** SHORT EXERCISE **
The entries below should be transcribed in their entirety, exactly as written.

··········

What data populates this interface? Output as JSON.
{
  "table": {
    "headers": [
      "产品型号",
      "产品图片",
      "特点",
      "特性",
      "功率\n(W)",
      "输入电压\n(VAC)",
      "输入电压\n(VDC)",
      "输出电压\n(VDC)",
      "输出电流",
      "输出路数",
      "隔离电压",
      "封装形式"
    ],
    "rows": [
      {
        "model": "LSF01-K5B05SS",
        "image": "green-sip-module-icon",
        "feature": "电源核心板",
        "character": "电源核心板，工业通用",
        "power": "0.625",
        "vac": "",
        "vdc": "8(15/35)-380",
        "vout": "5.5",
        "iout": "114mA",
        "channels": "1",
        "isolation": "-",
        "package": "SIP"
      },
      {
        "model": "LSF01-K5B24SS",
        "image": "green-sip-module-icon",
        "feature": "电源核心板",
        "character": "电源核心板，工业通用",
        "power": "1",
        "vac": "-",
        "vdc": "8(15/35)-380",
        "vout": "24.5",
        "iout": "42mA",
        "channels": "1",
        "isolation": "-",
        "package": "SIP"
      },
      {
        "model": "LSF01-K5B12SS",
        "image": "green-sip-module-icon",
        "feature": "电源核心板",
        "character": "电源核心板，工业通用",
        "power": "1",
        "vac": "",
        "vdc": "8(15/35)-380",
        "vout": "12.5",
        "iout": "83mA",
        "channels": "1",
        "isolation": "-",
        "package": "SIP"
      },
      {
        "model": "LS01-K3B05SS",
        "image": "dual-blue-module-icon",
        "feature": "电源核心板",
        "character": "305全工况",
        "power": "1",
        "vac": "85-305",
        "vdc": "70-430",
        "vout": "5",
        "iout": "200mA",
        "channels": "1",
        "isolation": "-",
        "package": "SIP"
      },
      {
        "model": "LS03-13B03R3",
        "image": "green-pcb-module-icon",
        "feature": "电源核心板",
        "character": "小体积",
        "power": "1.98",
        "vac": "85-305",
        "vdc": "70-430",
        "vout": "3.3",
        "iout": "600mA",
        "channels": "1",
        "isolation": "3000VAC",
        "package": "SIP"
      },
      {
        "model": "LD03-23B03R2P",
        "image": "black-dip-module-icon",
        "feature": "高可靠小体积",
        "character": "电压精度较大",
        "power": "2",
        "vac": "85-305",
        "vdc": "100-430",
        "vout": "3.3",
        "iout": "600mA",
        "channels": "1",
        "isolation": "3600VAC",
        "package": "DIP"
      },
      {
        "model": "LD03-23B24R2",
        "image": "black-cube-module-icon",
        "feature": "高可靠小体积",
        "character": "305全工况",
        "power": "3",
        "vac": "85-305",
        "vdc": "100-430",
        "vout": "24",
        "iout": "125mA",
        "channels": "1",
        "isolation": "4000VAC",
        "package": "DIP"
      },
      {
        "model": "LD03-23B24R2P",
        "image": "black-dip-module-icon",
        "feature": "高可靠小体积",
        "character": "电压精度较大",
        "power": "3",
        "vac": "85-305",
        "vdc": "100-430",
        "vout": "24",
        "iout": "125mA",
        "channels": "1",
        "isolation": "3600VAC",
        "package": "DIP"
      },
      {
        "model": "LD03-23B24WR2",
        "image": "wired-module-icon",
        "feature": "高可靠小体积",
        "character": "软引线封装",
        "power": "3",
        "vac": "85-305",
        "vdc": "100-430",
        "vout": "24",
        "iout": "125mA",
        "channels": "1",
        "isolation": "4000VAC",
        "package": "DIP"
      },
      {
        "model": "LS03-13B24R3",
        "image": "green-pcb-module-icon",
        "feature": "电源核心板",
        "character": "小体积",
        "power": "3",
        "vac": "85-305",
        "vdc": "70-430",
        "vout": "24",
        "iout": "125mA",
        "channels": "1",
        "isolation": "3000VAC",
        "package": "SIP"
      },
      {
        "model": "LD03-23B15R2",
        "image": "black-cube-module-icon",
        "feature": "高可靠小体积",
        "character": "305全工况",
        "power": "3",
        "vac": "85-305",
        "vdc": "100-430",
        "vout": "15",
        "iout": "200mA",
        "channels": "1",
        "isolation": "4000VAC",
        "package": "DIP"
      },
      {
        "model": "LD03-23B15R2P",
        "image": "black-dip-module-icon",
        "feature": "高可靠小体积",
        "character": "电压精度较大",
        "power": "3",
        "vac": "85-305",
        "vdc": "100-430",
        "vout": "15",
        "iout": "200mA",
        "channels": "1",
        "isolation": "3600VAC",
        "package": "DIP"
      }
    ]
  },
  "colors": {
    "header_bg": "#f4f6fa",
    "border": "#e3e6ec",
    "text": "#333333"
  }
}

··········

** FINAL RESULT **
What data populates this interface? Output as JSON.
{
  "table": {
    "headers": [
      "产品型号",
      "产品图片",
      "特点",
      "特性",
      "功率\n(W)",
      "输入电压\n(VAC)",
      "输入电压\n(VDC)",
      "输出电压\n(VDC)",
      "输出电流",
      "输出路数",
      "隔离电压",
      "封装形式"
    ],
    "rows": [
      {
        "model": "LSF01-K5B05SS",
        "image": "green-sip-module-icon",
        "feature": "电源核心板",
        "character": "电源核心板，工业通用",
        "power": "0.625",
        "vac": "",
        "vdc": "8(15/35)-380",
        "vout": "5.5",
        "iout": "114mA",
        "channels": "1",
        "isolation": "-",
        "package": "SIP"
      },
      {
        "model": "LSF01-K5B24SS",
        "image": "green-sip-module-icon",
        "feature": "电源核心板",
        "character": "电源核心板，工业通用",
        "power": "1",
        "vac": "-",
        "vdc": "8(15/35)-380",
        "vout": "24.5",
        "iout": "42mA",
        "channels": "1",
        "isolation": "-",
        "package": "SIP"
      },
      {
        "model": "LSF01-K5B12SS",
        "image": "green-sip-module-icon",
        "feature": "电源核心板",
        "character": "电源核心板，工业通用",
        "power": "1",
        "vac": "",
        "vdc": "8(15/35)-380",
        "vout": "12.5",
        "iout": "83mA",
        "channels": "1",
        "isolation": "-",
        "package": "SIP"
      },
      {
        "model": "LS01-K3B05SS",
        "image": "dual-blue-module-icon",
        "feature": "电源核心板",
        "character": "305全工况",
        "power": "1",
        "vac": "85-305",
        "vdc": "70-430",
        "vout": "5",
        "iout": "200mA",
        "channels": "1",
        "isolation": "-",
        "package": "SIP"
      },
      {
        "model": "LS03-13B03R3",
        "image": "green-pcb-module-icon",
        "feature": "电源核心板",
        "character": "小体积",
        "power": "1.98",
        "vac": "85-305",
        "vdc": "70-430",
        "vout": "3.3",
        "iout": "600mA",
        "channels": "1",
        "isolation": "3000VAC",
        "package": "SIP"
      },
      {
        "model": "LD03-23B03R2P",
        "image": "black-dip-module-icon",
        "feature": "高可靠小体积",
        "character": "电压精度较大",
        "power": "2",
        "vac": "85-305",
        "vdc": "100-430",
        "vout": "3.3",
        "iout": "600mA",
        "channels": "1",
        "isolation": "3600VAC",
        "package": "DIP"
      },
      {
        "model": "LD03-23B24R2",
        "image": "black-cube-module-icon",
        "feature": "高可靠小体积",
        "character": "305全工况",
        "power": "3",
        "vac": "85-305",
        "vdc": "100-430",
        "vout": "24",
        "iout": "125mA",
        "channels": "1",
        "isolation": "4000VAC",
        "package": "DIP"
      },
      {
        "model": "LD03-23B24R2P",
        "image": "black-dip-module-icon",
        "feature": "高可靠小体积",
        "character": "电压精度较大",
        "power": "3",
        "vac": "85-305",
        "vdc": "100-430",
        "vout": "24",
        "iout": "125mA",
        "channels": "1",
        "isolation": "3600VAC",
        "package": "DIP"
      },
      {
        "model": "LD03-23B24WR2",
        "image": "wired-module-icon",
        "feature": "高可靠小体积",
        "character": "软引线封装",
        "power": "3",
        "vac": "85-305",
        "vdc": "100-430",
        "vout": "24",
        "iout": "125mA",
        "channels": "1",
        "isolation": "4000VAC",
        "package": "DIP"
      },
      {
        "model": "LS03-13B24R3",
        "image": "green-pcb-module-icon",
        "feature": "电源核心板",
        "character": "小体积",
        "power": "3",
        "vac": "85-305",
        "vdc": "70-430",
        "vout": "24",
        "iout": "125mA",
        "channels": "1",
        "isolation": "3000VAC",
        "package": "SIP"
      },
      {
        "model": "LD03-23B15R2",
        "image": "black-cube-module-icon",
        "feature": "高可靠小体积",
        "character": "305全工况",
        "power": "3",
        "vac": "85-305",
        "vdc": "100-430",
        "vout": "15",
        "iout": "200mA",
        "channels": "1",
        "isolation": "4000VAC",
        "package": "DIP"
      },
      {
        "model": "LD03-23B15R2P",
        "image": "black-dip-module-icon",
        "feature": "高可靠小体积",
        "character": "电压精度较大",
        "power": "3",
        "vac": "85-305",
        "vdc": "100-430",
        "vout": "15",
        "iout": "200mA",
        "channels": "1",
        "isolation": "3600VAC",
        "package": "DIP"
      }
    ]
  },
  "colors": {
    "header_bg": "#f4f6fa",
    "border": "#e3e6ec",
    "text": "#333333"
  }
}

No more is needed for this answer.